Figure data in JSON:
━━━━━━━━━━━━━━━━

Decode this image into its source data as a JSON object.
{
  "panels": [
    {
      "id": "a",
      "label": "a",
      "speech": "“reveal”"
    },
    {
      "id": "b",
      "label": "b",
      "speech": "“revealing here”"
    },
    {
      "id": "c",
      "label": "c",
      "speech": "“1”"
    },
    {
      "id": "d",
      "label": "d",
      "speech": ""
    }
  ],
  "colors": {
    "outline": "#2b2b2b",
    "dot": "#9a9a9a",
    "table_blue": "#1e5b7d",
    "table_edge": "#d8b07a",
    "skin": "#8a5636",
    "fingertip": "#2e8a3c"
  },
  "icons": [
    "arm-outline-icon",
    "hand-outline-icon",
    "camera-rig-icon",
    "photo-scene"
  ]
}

━━━━━━━━━━━━━━━━

▶ [PROBLEM TO SOLVE]: Reply with one number: the count of lines in the entries that include the word "speech".

▶ [RESPONSE TO THE EXERCISE]: 4